## BEGIN

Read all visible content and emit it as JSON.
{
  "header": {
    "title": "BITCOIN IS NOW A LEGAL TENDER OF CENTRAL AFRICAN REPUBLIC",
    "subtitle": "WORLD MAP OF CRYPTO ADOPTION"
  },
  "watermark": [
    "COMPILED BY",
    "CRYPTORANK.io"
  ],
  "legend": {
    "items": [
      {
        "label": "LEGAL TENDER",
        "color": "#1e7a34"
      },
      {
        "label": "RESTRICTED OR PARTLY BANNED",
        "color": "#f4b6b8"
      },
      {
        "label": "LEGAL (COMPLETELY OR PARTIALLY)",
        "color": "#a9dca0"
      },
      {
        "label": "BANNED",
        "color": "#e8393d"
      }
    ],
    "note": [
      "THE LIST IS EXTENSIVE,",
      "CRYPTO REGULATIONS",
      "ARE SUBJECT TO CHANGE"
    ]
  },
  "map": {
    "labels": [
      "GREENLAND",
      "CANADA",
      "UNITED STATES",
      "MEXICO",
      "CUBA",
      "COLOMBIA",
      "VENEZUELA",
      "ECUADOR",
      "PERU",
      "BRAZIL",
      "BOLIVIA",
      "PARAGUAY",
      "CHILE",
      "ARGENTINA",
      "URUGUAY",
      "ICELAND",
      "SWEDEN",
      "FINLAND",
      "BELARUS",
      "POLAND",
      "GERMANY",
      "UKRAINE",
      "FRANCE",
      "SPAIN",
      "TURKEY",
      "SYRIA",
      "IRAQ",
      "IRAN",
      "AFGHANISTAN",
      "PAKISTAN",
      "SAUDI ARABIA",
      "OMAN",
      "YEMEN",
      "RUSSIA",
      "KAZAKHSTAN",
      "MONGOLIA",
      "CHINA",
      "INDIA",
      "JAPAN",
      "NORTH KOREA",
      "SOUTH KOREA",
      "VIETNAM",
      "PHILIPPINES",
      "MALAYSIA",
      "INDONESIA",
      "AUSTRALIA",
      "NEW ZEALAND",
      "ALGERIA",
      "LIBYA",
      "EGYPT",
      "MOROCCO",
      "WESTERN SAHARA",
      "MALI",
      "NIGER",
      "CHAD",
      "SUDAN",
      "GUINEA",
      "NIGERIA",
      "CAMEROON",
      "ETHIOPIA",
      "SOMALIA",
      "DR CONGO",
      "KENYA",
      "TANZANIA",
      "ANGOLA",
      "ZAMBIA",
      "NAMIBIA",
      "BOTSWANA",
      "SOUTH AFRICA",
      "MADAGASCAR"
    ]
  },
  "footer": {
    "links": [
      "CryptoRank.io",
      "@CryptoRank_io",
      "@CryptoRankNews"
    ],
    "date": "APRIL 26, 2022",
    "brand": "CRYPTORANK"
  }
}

## END

Count the lines above that contain the word "TENDER", and give only that number.

Response to this exercise
2